What the task asks: Write out the entries below once more, exactly, with the pictures left out.

──────────────────────────────

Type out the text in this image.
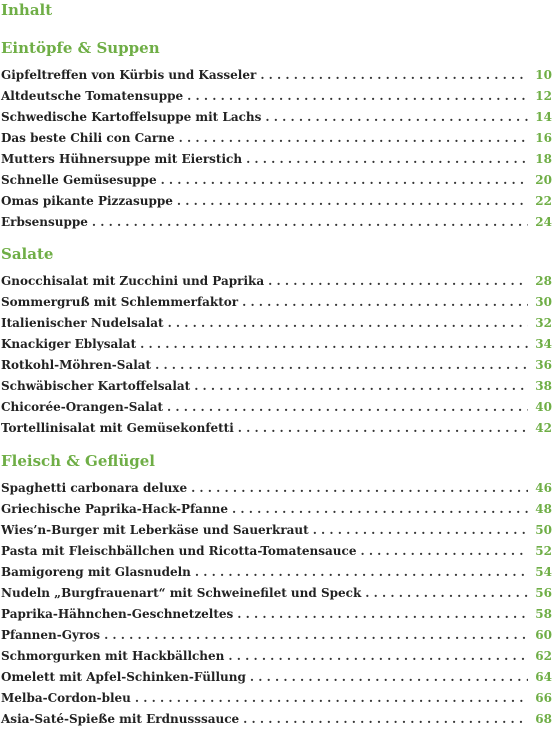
Inhalt
Eintöpfe & Suppen
Gipfeltreffen von Kürbis und Kasseler . . .	10
Altdeutsche Tomatensuppe . . .	12
Schwedische Kartoffelsuppe mit Lachs . . .	14
Das beste Chili con Carne . . .	16
Mutters Hühnersuppe mit Eierstich . . .	18
Schnelle Gemüsesuppe . . .	20
Omas pikante Pizzasuppe . . .	22
Erbsensuppe . . .	24
Salate
Gnocchisalat mit Zucchini und Paprika . . .	28
Sommergruß mit Schlemmerfaktor . . .	30
Italienischer Nudelsalat . . .	32
Knackiger Eblysalat . . .	34
Rotkohl-Möhren-Salat . . .	36
Schwäbischer Kartoffelsalat . . .	38
Chicorée-Orangen-Salat . . .	40
Tortellinisalat mit Gemüsekonfetti . . .	42
Fleisch & Geflügel
Spaghetti carbonara deluxe . . .	46
Griechische Paprika-Hack-Pfanne . . .	48
Wies’n-Burger mit Leberkäse und Sauerkraut . . .	50
Pasta mit Fleischbällchen und Ricotta-Tomatensauce . . .	52
Bamigoreng mit Glasnudeln . . .	54
Nudeln „Burgfrauenart“ mit Schweinefilet und Speck . . .	56
Paprika-Hähnchen-Geschnetzeltes . . .	58
Pfannen-Gyros . . .	60
Schmorgurken mit Hackbällchen . . .	62
Omelett mit Apfel-Schinken-Füllung . . .	64
Melba-Cordon-bleu . . .	66
Asia-Saté-Spieße mit Erdnusssauce . . .	68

──────────────────────────────

Task solution:
Type out the text in this image.
Inhalt
Eintöpfe & Suppen
Gipfeltreffen von Kürbis und Kasseler . . .	10
Altdeutsche Tomatensuppe . . .	12
Schwedische Kartoffelsuppe mit Lachs . . .	14
Das beste Chili con Carne . . .	16
Mutters Hühnersuppe mit Eierstich . . .	18
Schnelle Gemüsesuppe . . .	20
Omas pikante Pizzasuppe . . .	22
Erbsensuppe . . .	24
Salate
Gnocchisalat mit Zucchini und Paprika . . .	28
Sommergruß mit Schlemmerfaktor . . .	30
Italienischer Nudelsalat . . .	32
Knackiger Eblysalat . . .	34
Rotkohl-Möhren-Salat . . .	36
Schwäbischer Kartoffelsalat . . .	38
Chicorée-Orangen-Salat . . .	40
Tortellinisalat mit Gemüsekonfetti . . .	42
Fleisch & Geflügel
Spaghetti carbonara deluxe . . .	46
Griechische Paprika-Hack-Pfanne . . .	48
Wies’n-Burger mit Leberkäse und Sauerkraut . . .	50
Pasta mit Fleischbällchen und Ricotta-Tomatensauce . . .	52
Bamigoreng mit Glasnudeln . . .	54
Nudeln „Burgfrauenart“ mit Schweinefilet und Speck . . .	56
Paprika-Hähnchen-Geschnetzeltes . . .	58
Pfannen-Gyros . . .	60
Schmorgurken mit Hackbällchen . . .	62
Omelett mit Apfel-Schinken-Füllung . . .	64
Melba-Cordon-bleu . . .	66
Asia-Saté-Spieße mit Erdnusssauce . . .	68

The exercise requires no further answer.